-- BEGIN LISTED RECORDS --

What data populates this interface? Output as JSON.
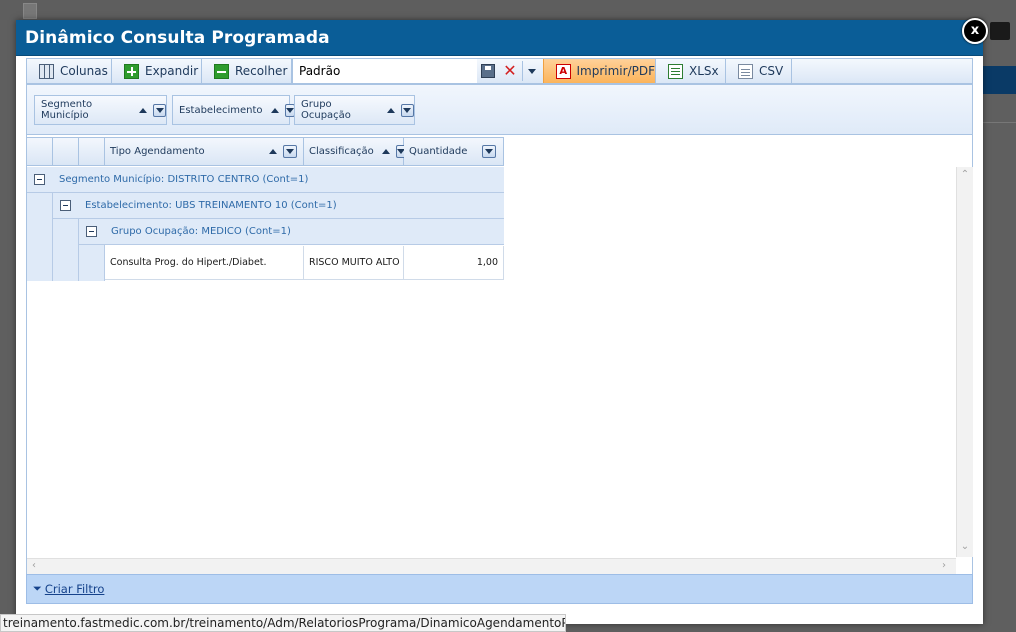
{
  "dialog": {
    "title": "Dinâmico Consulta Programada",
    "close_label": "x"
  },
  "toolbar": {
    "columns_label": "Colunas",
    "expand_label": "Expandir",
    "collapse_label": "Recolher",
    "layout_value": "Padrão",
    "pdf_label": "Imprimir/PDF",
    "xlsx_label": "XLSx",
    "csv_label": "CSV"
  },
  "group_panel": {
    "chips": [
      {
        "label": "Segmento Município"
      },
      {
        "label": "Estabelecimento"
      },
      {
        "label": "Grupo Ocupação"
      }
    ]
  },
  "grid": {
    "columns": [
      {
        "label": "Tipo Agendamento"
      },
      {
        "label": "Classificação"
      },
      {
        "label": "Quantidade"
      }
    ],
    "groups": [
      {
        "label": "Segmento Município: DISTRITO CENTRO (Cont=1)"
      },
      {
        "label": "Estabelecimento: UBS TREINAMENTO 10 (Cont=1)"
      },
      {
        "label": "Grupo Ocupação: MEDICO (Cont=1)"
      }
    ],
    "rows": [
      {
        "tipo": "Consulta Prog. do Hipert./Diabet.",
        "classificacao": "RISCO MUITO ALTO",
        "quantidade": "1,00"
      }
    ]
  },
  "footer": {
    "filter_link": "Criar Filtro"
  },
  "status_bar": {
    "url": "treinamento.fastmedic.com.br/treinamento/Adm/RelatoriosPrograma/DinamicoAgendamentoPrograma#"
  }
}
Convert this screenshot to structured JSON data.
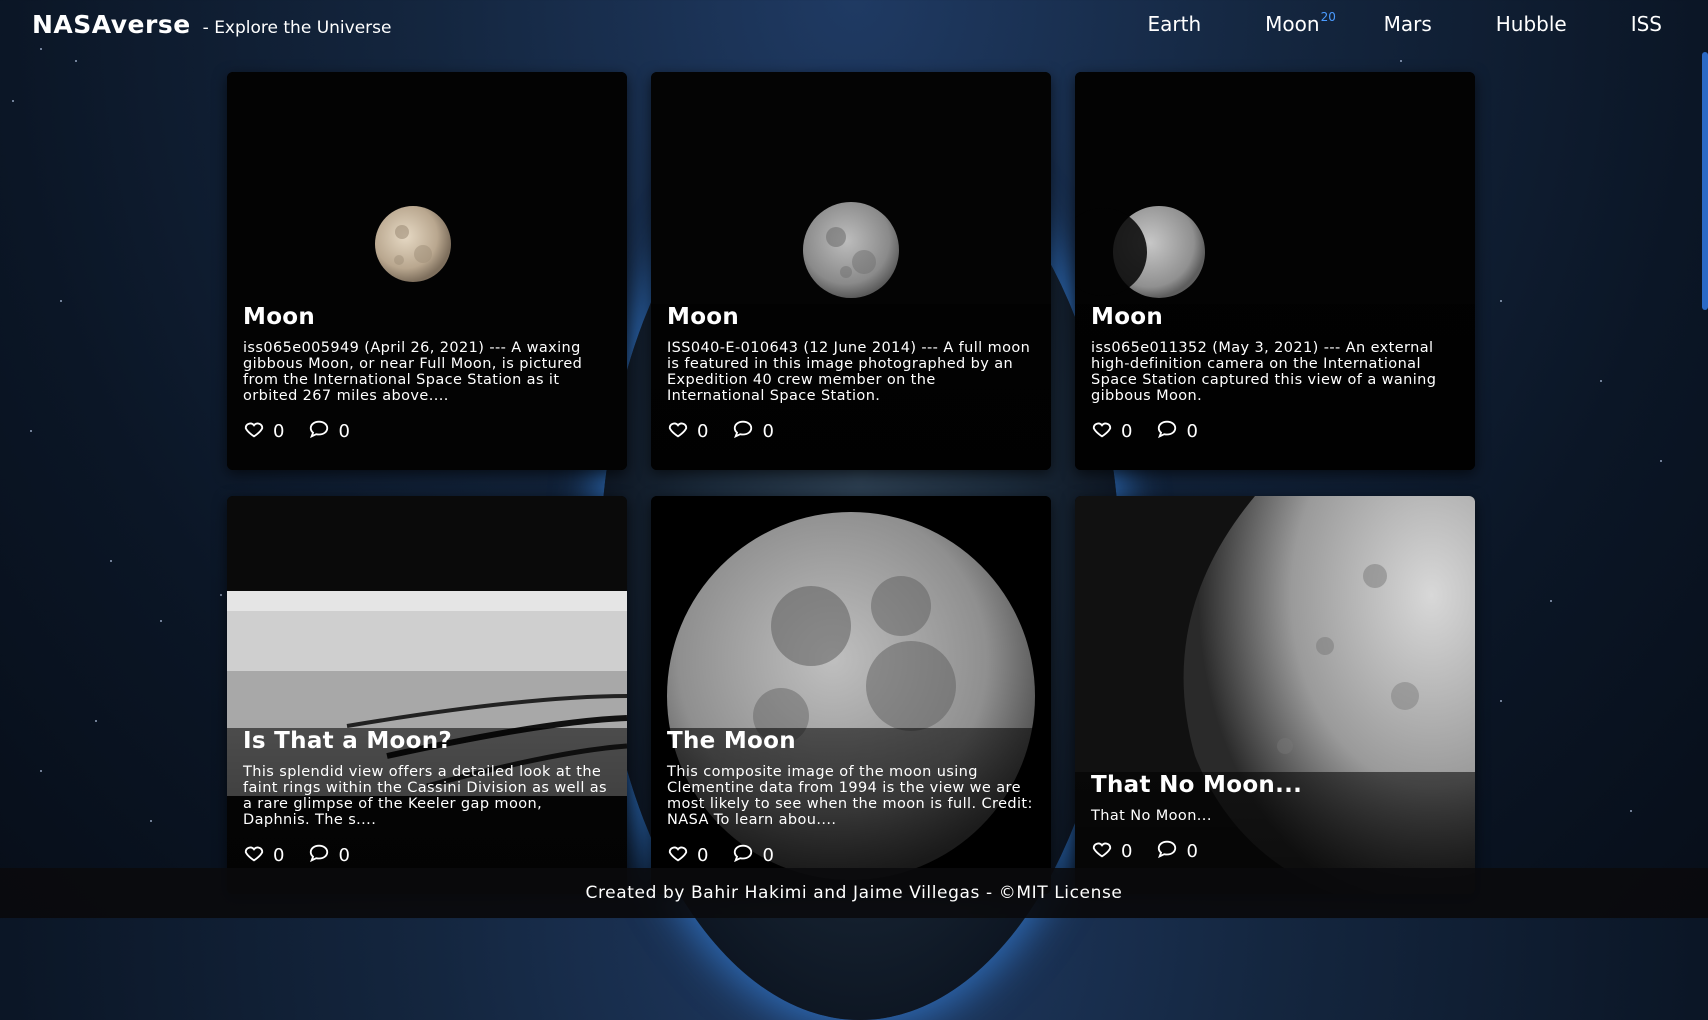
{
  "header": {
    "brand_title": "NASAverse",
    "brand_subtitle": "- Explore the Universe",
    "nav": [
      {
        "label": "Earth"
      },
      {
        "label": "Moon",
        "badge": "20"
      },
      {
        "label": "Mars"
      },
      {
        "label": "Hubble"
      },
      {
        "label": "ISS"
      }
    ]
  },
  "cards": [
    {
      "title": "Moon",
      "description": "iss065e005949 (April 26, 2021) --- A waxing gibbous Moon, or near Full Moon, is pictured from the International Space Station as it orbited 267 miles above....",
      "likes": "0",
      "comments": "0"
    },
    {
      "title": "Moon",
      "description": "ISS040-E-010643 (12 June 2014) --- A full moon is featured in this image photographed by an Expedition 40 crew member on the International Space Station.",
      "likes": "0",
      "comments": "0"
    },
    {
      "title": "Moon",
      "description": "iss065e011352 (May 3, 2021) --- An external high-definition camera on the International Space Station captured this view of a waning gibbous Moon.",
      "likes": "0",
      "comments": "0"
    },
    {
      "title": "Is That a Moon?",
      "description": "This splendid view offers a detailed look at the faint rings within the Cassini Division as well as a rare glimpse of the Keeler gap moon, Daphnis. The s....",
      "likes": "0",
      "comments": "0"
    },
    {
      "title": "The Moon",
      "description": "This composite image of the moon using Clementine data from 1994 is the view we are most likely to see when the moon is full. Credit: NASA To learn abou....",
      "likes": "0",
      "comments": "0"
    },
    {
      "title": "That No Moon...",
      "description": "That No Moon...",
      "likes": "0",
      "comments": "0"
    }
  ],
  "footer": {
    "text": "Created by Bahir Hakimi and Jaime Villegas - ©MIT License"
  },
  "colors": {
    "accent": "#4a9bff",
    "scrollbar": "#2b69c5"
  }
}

-- END LISTED RECORDS --
-- BEGIN LISTED RECORDS --

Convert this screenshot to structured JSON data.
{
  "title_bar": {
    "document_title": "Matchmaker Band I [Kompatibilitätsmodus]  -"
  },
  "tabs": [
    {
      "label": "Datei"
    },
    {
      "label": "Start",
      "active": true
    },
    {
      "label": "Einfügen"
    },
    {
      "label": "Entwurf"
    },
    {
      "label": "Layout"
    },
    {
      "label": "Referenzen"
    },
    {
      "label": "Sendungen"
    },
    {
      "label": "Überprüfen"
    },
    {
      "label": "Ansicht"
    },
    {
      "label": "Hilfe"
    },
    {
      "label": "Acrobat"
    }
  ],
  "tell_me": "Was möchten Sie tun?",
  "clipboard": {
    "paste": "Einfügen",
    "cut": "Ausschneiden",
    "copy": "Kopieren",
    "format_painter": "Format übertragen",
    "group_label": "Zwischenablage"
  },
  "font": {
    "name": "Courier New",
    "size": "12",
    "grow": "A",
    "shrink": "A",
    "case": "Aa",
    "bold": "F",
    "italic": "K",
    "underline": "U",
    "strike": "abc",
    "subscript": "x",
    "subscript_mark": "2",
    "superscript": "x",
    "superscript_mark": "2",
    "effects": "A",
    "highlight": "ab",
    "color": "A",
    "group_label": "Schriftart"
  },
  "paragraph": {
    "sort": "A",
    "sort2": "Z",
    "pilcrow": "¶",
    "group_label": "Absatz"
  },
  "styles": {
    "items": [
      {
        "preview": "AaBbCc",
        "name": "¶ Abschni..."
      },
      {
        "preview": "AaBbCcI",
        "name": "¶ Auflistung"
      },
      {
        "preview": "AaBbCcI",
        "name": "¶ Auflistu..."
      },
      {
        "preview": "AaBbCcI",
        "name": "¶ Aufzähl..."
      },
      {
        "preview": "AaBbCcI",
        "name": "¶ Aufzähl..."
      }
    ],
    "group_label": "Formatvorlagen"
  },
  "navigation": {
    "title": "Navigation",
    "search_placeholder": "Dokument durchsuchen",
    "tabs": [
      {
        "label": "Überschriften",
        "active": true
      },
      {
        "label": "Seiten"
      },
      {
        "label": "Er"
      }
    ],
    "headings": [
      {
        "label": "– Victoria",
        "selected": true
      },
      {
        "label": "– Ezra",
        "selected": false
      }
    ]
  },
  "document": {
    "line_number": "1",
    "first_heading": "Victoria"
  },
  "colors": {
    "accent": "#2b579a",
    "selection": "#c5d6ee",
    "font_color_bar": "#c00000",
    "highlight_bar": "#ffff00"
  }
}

-- END LISTED RECORDS --

§ **JOB**:
Pick out and copy every line that contains the word "Grupo".

§ **TASK RESULT**:
        "label": "Grupo Ocupação"
        "label": "Grupo Ocupação: MEDICO (Cont=1)"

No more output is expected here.